INSTRUCTION | Work out the number of lines in the listing that include the string "from". Reply with that number alone.

INPUT ROWS |
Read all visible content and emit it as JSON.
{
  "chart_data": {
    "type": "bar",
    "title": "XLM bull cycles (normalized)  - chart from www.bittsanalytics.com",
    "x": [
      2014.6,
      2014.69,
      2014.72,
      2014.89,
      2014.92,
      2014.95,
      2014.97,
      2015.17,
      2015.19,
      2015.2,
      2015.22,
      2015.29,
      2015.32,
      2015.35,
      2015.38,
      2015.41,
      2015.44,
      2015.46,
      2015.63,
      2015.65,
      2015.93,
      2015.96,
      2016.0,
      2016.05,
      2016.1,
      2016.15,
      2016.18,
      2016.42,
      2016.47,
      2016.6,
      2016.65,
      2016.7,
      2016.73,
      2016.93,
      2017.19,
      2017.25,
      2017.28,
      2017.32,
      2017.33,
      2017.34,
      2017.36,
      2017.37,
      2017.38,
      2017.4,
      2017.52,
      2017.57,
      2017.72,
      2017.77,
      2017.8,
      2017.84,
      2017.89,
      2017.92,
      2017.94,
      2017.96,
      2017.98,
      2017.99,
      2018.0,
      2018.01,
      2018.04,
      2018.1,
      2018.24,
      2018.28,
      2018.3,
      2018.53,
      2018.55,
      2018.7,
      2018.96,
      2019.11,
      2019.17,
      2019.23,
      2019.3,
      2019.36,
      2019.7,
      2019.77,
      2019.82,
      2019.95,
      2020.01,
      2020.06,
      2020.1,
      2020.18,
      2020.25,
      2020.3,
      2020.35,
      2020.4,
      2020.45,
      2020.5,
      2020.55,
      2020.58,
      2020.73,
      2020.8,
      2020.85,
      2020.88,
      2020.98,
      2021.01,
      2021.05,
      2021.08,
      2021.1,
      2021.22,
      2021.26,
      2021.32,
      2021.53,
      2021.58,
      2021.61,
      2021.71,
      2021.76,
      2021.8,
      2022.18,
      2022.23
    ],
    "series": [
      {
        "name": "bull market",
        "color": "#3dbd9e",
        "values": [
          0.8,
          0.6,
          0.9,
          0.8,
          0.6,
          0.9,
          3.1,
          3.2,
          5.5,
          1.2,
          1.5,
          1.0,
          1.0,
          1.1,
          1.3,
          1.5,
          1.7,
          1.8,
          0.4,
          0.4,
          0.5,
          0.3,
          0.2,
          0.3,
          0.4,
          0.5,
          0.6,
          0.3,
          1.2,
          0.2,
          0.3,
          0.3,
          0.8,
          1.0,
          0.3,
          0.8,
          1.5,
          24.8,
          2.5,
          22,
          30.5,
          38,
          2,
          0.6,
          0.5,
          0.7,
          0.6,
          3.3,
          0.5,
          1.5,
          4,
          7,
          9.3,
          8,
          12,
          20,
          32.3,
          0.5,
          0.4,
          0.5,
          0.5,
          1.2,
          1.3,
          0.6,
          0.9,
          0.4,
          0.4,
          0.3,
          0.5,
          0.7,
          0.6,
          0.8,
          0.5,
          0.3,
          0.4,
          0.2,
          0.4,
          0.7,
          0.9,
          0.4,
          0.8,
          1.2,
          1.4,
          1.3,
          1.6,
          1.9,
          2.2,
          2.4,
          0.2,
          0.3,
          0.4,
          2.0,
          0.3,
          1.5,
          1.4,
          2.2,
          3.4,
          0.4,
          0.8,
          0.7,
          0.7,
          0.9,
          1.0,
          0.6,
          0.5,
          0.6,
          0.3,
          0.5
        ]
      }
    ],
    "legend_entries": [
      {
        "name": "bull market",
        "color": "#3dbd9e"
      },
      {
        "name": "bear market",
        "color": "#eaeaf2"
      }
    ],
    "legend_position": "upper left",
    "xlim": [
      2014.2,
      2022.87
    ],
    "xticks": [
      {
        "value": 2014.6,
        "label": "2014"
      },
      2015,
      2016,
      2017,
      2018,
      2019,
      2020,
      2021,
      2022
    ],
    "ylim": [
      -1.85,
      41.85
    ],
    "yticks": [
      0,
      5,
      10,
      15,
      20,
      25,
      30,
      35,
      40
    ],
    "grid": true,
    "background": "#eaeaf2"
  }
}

* * *

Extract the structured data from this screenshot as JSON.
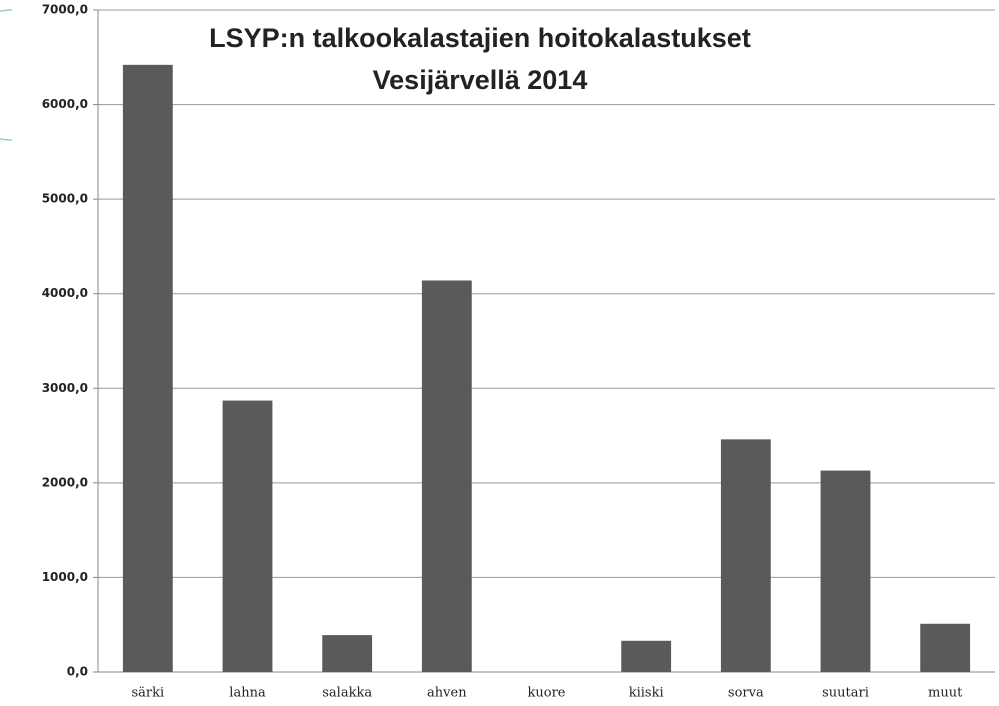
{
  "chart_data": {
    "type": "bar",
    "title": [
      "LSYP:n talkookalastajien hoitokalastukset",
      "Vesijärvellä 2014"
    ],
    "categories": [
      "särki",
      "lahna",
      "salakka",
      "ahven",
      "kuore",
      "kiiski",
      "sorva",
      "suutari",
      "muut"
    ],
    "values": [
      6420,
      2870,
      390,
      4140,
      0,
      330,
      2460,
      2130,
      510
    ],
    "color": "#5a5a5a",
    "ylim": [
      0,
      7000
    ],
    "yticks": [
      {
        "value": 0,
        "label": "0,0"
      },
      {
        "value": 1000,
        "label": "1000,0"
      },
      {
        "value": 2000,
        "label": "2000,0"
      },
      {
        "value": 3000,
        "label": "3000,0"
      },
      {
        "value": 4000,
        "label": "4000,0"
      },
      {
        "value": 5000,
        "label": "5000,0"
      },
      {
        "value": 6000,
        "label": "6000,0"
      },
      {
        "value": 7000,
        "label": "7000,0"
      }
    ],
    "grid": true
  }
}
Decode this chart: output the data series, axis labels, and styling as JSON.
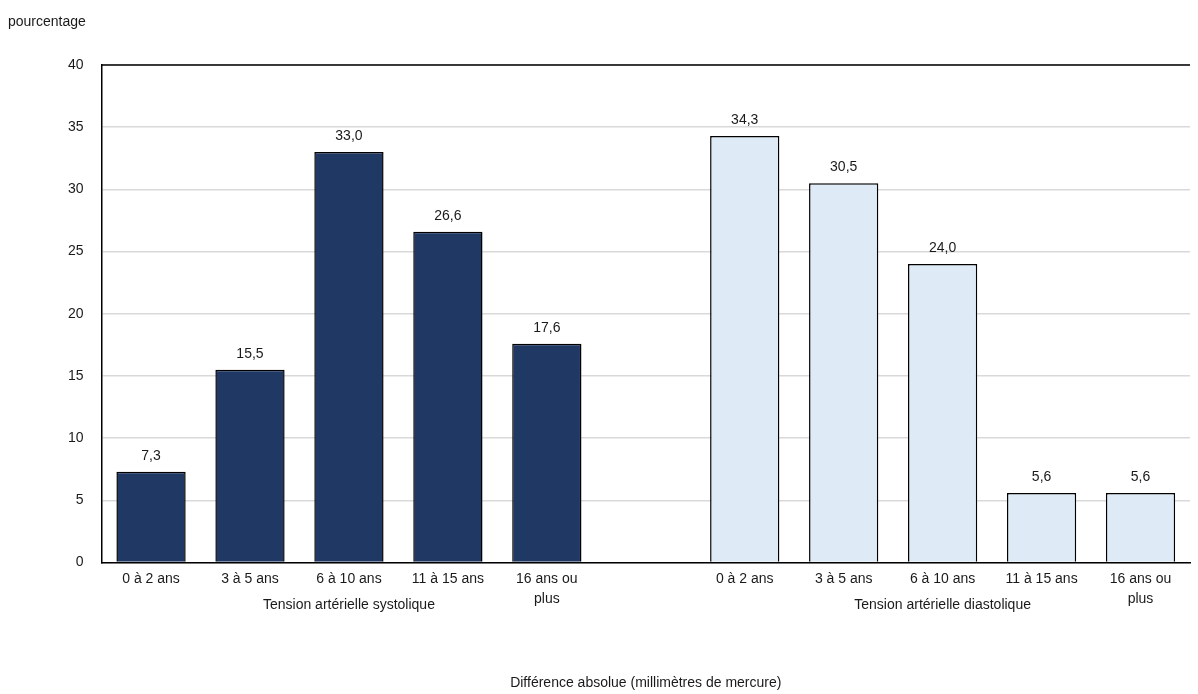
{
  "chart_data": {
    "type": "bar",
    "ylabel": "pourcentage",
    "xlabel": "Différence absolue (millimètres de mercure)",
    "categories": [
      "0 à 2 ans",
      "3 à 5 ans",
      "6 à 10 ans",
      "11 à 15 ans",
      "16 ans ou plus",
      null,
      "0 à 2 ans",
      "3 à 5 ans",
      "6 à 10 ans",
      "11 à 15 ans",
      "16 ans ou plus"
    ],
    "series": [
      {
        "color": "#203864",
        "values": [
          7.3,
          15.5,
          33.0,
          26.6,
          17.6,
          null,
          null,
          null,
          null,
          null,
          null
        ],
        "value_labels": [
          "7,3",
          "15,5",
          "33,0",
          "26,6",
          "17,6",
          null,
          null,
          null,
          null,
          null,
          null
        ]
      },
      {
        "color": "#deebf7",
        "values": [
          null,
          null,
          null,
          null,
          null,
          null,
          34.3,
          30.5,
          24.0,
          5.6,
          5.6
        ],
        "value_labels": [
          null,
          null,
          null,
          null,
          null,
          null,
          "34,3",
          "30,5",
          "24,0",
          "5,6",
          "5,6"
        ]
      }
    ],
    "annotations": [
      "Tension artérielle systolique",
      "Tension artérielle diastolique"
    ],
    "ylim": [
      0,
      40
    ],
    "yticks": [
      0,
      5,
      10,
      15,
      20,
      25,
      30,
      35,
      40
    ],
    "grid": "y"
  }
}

RESULT FOR THIS TASK | 2